■ Your goal
Return the lines of data from the very first line through the one containing "eq2-pre: 3x- bbox=[331, 423, 352, 438]", both ends included, reproducing each one exactly.

☆ ☆ ☆ ☆ ☆

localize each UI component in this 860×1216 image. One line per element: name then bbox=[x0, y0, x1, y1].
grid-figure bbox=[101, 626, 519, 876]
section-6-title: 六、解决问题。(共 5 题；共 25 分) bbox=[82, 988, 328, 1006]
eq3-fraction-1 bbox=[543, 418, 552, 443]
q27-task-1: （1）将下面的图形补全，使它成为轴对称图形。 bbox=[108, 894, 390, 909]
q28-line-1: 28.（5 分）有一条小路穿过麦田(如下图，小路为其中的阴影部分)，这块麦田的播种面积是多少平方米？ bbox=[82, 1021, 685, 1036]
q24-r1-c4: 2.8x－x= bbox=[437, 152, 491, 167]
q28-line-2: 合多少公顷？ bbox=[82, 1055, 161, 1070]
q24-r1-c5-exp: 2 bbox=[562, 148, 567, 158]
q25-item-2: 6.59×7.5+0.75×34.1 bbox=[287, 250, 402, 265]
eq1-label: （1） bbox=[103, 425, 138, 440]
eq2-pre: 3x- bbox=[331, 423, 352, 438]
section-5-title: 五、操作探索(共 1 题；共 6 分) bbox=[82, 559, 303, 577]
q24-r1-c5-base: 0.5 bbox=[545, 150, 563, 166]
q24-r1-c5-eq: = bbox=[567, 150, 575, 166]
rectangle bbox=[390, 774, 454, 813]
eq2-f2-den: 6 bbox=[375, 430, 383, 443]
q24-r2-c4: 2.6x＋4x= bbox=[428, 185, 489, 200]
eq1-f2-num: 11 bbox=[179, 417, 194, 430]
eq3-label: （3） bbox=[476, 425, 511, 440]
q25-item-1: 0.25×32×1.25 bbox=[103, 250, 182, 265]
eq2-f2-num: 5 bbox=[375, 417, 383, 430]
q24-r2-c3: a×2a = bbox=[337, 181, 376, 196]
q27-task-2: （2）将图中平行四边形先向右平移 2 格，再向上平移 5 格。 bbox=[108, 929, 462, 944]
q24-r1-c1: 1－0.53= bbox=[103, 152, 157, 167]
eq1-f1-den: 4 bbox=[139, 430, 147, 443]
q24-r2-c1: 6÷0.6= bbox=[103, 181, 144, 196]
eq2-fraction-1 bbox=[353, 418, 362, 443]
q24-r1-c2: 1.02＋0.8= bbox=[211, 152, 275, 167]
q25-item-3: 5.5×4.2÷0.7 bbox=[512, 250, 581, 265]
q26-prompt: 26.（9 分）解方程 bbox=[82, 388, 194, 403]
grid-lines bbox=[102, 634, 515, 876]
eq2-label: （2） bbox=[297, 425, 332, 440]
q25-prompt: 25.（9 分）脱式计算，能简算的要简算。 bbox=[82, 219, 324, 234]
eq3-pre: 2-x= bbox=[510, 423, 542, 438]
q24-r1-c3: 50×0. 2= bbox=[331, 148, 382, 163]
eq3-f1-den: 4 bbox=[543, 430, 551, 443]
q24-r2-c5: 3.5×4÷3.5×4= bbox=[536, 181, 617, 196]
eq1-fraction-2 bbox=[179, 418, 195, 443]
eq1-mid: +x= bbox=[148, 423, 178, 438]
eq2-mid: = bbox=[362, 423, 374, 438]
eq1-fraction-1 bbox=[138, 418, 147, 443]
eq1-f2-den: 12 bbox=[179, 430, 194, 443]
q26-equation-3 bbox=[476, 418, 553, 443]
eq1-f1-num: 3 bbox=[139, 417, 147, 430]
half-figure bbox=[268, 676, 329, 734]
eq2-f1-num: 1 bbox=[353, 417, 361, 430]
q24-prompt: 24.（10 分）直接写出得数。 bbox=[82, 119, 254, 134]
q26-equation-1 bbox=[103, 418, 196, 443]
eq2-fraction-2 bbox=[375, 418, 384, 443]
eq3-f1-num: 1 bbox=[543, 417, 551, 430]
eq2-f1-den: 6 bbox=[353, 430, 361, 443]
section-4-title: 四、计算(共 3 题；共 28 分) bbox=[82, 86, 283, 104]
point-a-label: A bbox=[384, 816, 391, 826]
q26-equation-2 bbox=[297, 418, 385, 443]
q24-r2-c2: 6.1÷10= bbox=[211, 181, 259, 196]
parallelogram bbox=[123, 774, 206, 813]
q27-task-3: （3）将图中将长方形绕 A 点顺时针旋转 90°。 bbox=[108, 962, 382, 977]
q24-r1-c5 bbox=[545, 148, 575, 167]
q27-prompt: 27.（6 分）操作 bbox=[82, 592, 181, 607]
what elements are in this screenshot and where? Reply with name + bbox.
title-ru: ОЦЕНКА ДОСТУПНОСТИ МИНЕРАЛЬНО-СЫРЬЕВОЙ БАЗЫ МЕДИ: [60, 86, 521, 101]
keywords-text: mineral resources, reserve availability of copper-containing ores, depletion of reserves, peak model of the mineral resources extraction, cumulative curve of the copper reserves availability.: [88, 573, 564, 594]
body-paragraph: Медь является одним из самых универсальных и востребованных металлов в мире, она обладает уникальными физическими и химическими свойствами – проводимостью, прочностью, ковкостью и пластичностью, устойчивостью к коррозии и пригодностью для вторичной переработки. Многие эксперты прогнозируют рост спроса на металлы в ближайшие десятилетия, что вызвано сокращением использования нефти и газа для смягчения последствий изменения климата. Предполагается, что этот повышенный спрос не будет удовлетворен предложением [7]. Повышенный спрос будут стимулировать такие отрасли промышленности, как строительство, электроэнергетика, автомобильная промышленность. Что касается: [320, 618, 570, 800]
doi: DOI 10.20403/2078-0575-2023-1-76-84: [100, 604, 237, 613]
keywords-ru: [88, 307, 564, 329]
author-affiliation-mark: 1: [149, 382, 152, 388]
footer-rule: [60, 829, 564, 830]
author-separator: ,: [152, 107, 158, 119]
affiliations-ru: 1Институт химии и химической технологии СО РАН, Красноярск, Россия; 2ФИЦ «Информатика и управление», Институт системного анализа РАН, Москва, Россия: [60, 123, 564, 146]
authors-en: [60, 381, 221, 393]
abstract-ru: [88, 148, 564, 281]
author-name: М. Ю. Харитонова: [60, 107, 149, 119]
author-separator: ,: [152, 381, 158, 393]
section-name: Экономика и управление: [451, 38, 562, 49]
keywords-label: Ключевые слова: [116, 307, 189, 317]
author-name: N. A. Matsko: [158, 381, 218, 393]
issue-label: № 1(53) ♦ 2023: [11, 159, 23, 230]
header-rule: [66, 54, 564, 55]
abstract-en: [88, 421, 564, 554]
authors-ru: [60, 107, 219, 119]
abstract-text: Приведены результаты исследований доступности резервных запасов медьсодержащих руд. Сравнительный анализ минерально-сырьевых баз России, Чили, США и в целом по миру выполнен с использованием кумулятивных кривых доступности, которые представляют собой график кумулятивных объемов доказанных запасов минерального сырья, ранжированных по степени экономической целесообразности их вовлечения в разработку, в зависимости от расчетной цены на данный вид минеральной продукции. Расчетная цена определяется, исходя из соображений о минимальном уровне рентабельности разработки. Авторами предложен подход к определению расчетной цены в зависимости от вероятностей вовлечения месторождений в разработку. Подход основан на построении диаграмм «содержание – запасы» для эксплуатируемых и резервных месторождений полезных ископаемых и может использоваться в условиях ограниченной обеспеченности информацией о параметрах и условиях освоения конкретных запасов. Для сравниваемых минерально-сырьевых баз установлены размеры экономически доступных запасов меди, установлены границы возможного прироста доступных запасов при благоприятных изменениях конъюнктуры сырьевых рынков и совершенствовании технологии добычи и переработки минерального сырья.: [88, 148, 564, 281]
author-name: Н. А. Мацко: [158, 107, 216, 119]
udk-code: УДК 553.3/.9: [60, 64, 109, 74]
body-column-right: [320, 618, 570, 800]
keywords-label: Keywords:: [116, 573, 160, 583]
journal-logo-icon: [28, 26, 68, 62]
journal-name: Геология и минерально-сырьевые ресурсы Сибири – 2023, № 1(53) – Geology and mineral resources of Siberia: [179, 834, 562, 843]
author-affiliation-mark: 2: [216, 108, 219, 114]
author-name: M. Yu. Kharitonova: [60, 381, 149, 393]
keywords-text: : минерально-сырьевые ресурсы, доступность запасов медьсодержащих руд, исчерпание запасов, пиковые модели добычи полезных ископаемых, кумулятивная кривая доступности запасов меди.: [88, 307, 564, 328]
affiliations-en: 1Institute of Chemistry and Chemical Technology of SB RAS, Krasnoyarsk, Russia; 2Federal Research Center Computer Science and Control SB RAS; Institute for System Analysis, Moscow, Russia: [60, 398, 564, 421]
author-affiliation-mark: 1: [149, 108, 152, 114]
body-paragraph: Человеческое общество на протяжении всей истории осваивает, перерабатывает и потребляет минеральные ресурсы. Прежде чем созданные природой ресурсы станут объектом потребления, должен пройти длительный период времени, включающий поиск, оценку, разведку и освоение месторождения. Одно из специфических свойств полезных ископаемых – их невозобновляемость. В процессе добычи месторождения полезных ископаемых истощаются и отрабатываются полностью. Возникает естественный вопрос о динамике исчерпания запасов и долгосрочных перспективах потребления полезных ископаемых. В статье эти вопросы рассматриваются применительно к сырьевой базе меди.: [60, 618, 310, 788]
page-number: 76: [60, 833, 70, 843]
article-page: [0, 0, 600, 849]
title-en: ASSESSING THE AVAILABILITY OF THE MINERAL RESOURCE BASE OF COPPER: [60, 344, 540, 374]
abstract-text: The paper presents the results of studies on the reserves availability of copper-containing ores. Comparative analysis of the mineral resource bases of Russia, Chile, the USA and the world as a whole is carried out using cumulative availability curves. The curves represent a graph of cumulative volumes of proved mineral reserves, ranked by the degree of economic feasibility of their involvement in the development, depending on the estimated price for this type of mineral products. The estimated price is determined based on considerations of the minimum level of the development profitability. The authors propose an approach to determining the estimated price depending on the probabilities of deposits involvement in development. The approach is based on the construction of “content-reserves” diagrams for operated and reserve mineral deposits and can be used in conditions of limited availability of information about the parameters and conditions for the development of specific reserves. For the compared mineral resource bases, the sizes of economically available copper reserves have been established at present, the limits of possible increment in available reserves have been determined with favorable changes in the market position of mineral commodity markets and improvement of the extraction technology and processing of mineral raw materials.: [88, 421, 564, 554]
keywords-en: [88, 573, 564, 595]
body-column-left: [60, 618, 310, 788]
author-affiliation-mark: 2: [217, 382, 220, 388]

☆ ☆ ☆ ☆ ☆

■ Response to this task
localize each UI component in this 860×1216 image. One line per element: name then bbox=[x0, y0, x1, y1].
grid-figure bbox=[101, 626, 519, 876]
section-6-title: 六、解决问题。(共 5 题；共 25 分) bbox=[82, 988, 328, 1006]
eq3-fraction-1 bbox=[543, 418, 552, 443]
q27-task-1: （1）将下面的图形补全，使它成为轴对称图形。 bbox=[108, 894, 390, 909]
q28-line-1: 28.（5 分）有一条小路穿过麦田(如下图，小路为其中的阴影部分)，这块麦田的播种面积是多少平方米？ bbox=[82, 1021, 685, 1036]
q24-r1-c4: 2.8x－x= bbox=[437, 152, 491, 167]
q28-line-2: 合多少公顷？ bbox=[82, 1055, 161, 1070]
q24-r1-c5-exp: 2 bbox=[562, 148, 567, 158]
q25-item-2: 6.59×7.5+0.75×34.1 bbox=[287, 250, 402, 265]
eq1-label: （1） bbox=[103, 425, 138, 440]
eq2-pre: 3x- bbox=[331, 423, 352, 438]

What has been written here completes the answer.